Records from a data source
▬▬▬

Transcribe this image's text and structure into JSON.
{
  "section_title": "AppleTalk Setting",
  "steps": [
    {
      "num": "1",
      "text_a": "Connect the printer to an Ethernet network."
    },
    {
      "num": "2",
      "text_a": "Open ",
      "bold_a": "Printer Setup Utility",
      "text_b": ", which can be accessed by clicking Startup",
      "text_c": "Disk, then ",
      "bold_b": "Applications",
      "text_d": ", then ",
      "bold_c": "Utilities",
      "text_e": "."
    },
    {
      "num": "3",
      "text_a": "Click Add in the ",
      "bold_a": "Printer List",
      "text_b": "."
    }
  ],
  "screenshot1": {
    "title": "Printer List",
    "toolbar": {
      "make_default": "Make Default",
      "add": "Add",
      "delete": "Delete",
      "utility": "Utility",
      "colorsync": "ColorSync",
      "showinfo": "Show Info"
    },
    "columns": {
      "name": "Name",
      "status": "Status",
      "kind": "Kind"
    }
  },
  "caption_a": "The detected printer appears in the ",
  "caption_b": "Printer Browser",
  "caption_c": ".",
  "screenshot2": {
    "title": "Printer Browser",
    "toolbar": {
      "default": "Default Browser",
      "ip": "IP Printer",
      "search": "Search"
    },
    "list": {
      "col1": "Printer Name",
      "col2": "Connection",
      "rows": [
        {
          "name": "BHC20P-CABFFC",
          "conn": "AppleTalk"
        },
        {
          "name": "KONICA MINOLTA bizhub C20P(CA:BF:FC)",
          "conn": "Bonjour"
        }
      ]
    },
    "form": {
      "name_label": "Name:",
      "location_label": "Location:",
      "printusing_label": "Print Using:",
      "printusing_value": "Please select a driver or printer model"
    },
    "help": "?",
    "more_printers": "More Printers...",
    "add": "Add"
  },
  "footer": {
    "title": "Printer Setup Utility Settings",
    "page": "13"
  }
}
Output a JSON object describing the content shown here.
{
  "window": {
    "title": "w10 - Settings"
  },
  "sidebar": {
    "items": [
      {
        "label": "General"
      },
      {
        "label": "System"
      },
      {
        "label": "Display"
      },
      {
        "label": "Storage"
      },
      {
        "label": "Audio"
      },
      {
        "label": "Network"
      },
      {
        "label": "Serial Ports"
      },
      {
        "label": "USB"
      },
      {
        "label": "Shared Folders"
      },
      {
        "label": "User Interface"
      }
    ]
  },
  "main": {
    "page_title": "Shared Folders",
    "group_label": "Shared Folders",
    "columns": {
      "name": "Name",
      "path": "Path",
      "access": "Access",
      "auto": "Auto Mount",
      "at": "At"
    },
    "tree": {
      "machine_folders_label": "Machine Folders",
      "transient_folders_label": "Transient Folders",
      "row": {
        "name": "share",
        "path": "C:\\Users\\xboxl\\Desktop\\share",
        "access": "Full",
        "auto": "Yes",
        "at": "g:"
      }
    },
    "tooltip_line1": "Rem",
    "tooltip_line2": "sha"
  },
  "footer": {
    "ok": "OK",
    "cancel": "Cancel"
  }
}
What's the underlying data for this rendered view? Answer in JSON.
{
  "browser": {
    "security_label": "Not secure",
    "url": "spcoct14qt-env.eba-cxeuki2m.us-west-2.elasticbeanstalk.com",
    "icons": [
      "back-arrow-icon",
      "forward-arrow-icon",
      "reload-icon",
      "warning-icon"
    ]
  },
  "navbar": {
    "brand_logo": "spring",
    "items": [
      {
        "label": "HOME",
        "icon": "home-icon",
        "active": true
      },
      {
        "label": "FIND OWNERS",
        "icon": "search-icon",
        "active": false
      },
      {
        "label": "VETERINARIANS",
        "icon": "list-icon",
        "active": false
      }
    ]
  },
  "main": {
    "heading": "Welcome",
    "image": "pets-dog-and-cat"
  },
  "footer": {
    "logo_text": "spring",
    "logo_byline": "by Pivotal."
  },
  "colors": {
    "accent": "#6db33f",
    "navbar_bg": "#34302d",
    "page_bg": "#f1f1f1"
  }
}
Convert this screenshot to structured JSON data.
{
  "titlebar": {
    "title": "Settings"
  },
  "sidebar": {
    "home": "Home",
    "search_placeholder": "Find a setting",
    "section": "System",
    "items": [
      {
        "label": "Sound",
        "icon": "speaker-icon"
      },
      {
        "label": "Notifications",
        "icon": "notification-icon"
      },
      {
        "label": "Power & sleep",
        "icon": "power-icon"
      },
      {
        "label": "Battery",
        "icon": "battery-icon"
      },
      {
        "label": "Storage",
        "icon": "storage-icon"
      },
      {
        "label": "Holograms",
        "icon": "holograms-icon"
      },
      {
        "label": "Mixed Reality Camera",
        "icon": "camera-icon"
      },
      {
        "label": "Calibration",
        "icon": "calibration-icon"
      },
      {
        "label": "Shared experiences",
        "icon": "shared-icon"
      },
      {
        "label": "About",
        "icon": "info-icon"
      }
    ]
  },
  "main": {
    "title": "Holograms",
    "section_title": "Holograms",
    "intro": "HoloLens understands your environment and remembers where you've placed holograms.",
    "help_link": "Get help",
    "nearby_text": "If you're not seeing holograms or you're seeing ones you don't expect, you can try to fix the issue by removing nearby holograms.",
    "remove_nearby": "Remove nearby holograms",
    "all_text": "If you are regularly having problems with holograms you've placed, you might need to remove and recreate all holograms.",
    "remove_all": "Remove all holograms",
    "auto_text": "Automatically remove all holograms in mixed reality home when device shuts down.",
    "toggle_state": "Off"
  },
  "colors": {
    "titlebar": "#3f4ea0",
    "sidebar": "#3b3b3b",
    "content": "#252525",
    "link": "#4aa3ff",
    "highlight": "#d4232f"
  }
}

▬▬▬

> _Your goal_
In the entries above, identify every line with the string "Folders".

> _Solution to the problem_
        "label": "Shared Folders"
    "page_title": "Shared Folders",
    "group_label": "Shared Folders",
      "machine_folders_label": "Machine Folders",
      "transient_folders_label": "Transient Folders",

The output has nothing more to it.